[WORK REQUEST]: What is needed is a single figure: how many lines of the records below contain the word "name".

[Excerpts from an interface dataset]:
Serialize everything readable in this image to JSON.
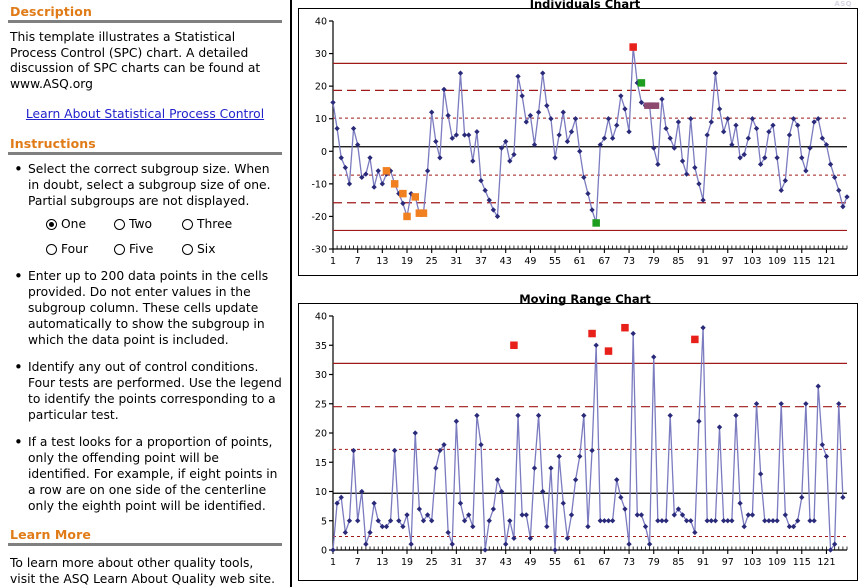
{
  "sidebar": {
    "description_heading": "Description",
    "description_text": "This template illustrates a Statistical Process Control (SPC) chart.  A detailed discussion of SPC charts can be found at www.ASQ.org",
    "learn_link": "Learn About Statistical Process Control",
    "instructions_heading": "Instructions",
    "instructions": [
      "Select the correct subgroup size. When in doubt, select a subgroup size of one. Partial subgroups are not displayed.",
      "Enter up to 200 data points in the cells provided. Do not enter values in the subgroup column.  These cells update automatically to show the subgroup in which the data point is included.",
      "Identify any out of control conditions.  Four tests are performed.  Use the legend to identify the points corresponding to a particular test.",
      "If a test looks for a proportion of points, only the offending point will be identified.  For example, if eight points in a row are on one side of the centerline only the eighth point will be identified."
    ],
    "subgroup_options": [
      {
        "label": "One",
        "selected": true
      },
      {
        "label": "Two",
        "selected": false
      },
      {
        "label": "Three",
        "selected": false
      },
      {
        "label": "Four",
        "selected": false
      },
      {
        "label": "Five",
        "selected": false
      },
      {
        "label": "Six",
        "selected": false
      }
    ],
    "learn_more_heading": "Learn More",
    "learn_more_text": "To learn more about other quality tools, visit the ASQ Learn About Quality web site."
  },
  "colors": {
    "heading": "#E07B18",
    "link": "#2222CC",
    "series": "#2A2A7A",
    "series_line": "#7B7BC0",
    "control_limit": "#A01A1A",
    "center_line": "#000000",
    "test1": "#E8201A",
    "test2": "#F08020",
    "test3": "#1E9E1E",
    "test4": "#8E4A6E"
  },
  "chart_data": [
    {
      "type": "line",
      "name": "individuals-chart",
      "title": "Individuals Chart",
      "xlabel": "",
      "ylabel": "",
      "ylim": [
        -30,
        40
      ],
      "yticks": [
        -30,
        -20,
        -10,
        0,
        10,
        20,
        30,
        40
      ],
      "xlim": [
        1,
        126
      ],
      "xticks": [
        1,
        7,
        13,
        19,
        25,
        31,
        37,
        43,
        49,
        55,
        61,
        67,
        73,
        79,
        85,
        91,
        97,
        103,
        109,
        115,
        121
      ],
      "grid": false,
      "control_lines": [
        {
          "label": "UCL",
          "value": 27.0,
          "style": "solid"
        },
        {
          "label": "+2s",
          "value": 18.7,
          "style": "dashed"
        },
        {
          "label": "+1s",
          "value": 10.2,
          "style": "dotted"
        },
        {
          "label": "CL",
          "value": 1.4,
          "style": "center"
        },
        {
          "label": "-1s",
          "value": -7.3,
          "style": "dotted"
        },
        {
          "label": "-2s",
          "value": -15.8,
          "style": "dashed"
        },
        {
          "label": "LCL",
          "value": -24.3,
          "style": "solid"
        }
      ],
      "values": [
        15,
        7,
        -2,
        -5,
        -10,
        7,
        2,
        -8,
        -7,
        -2,
        -11,
        -6,
        -10,
        -7,
        -6,
        -10,
        -13,
        -16,
        -20,
        -13,
        -14,
        -19,
        -19,
        -6,
        12,
        3,
        -2,
        19,
        11,
        4,
        5,
        24,
        5,
        5,
        -3,
        6,
        -9,
        -12,
        -15,
        -18,
        -20,
        1,
        3,
        -3,
        -1,
        23,
        17,
        9,
        11,
        2,
        12,
        24,
        14,
        10,
        -2,
        5,
        12,
        3,
        6,
        10,
        0,
        -8,
        -13,
        -18,
        -22,
        2,
        4,
        10,
        4,
        8,
        17,
        13,
        6,
        32,
        21,
        15,
        14,
        14,
        1,
        -4,
        16,
        7,
        4,
        1,
        9,
        -3,
        -7,
        10,
        -5,
        -10,
        -15,
        5,
        9,
        24,
        13,
        6,
        10,
        2,
        8,
        -2,
        -1,
        4,
        10,
        7,
        -4,
        -2,
        6,
        8,
        -2,
        -12,
        -9,
        5,
        10,
        8,
        -2,
        -6,
        1,
        9,
        10,
        4,
        2,
        -4,
        -8,
        -12,
        -17,
        -14
      ],
      "special_points": [
        {
          "x": 14,
          "y": -6,
          "test": "test2"
        },
        {
          "x": 16,
          "y": -10,
          "test": "test2"
        },
        {
          "x": 18,
          "y": -13,
          "test": "test2"
        },
        {
          "x": 19,
          "y": -20,
          "test": "test2"
        },
        {
          "x": 21,
          "y": -14,
          "test": "test2"
        },
        {
          "x": 22,
          "y": -19,
          "test": "test2"
        },
        {
          "x": 23,
          "y": -19,
          "test": "test2"
        },
        {
          "x": 65,
          "y": -22,
          "test": "test3"
        },
        {
          "x": 74,
          "y": 32,
          "test": "test1"
        },
        {
          "x": 76,
          "y": 21,
          "test": "test3"
        },
        {
          "x": 78,
          "y": 14,
          "test": "test4"
        },
        {
          "x": 79,
          "y": 14,
          "test": "test4"
        }
      ]
    },
    {
      "type": "line",
      "name": "moving-range-chart",
      "title": "Moving Range Chart",
      "xlabel": "",
      "ylabel": "",
      "ylim": [
        0,
        40
      ],
      "yticks": [
        0,
        5,
        10,
        15,
        20,
        25,
        30,
        35,
        40
      ],
      "xlim": [
        1,
        126
      ],
      "xticks": [
        1,
        7,
        13,
        19,
        25,
        31,
        37,
        43,
        49,
        55,
        61,
        67,
        73,
        79,
        85,
        91,
        97,
        103,
        109,
        115,
        121
      ],
      "grid": false,
      "control_lines": [
        {
          "label": "UCL",
          "value": 31.9,
          "style": "solid"
        },
        {
          "label": "+2s",
          "value": 24.5,
          "style": "dashed"
        },
        {
          "label": "+1s",
          "value": 17.2,
          "style": "dotted"
        },
        {
          "label": "CL",
          "value": 9.7,
          "style": "center"
        },
        {
          "label": "-1s",
          "value": 2.3,
          "style": "dotted"
        }
      ],
      "values": [
        0,
        8,
        9,
        3,
        5,
        17,
        5,
        10,
        1,
        3,
        8,
        5,
        4,
        4,
        5,
        17,
        5,
        4,
        6,
        1,
        20,
        7,
        5,
        6,
        5,
        14,
        17,
        18,
        3,
        1,
        22,
        8,
        5,
        6,
        4,
        23,
        18,
        0,
        5,
        7,
        12,
        10,
        1,
        5,
        2,
        23,
        6,
        6,
        2,
        14,
        23,
        10,
        4,
        14,
        0,
        16,
        8,
        2,
        6,
        12,
        16,
        23,
        4,
        17,
        35,
        5,
        5,
        5,
        5,
        12,
        9,
        7,
        1,
        37,
        6,
        6,
        4,
        1,
        33,
        5,
        5,
        5,
        23,
        6,
        7,
        6,
        5,
        5,
        3,
        22,
        38,
        5,
        5,
        5,
        21,
        5,
        5,
        5,
        23,
        8,
        4,
        6,
        6,
        25,
        13,
        5,
        5,
        5,
        5,
        25,
        6,
        4,
        4,
        5,
        9,
        25,
        5,
        5,
        28,
        18,
        16,
        0,
        1,
        25,
        9
      ],
      "special_points": [
        {
          "x": 45,
          "y": 35,
          "test": "test1"
        },
        {
          "x": 64,
          "y": 37,
          "test": "test1"
        },
        {
          "x": 68,
          "y": 34,
          "test": "test1"
        },
        {
          "x": 72,
          "y": 38,
          "test": "test1"
        },
        {
          "x": 89,
          "y": 36,
          "test": "test1"
        }
      ]
    }
  ]
}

[ANSWER BELOW]: 2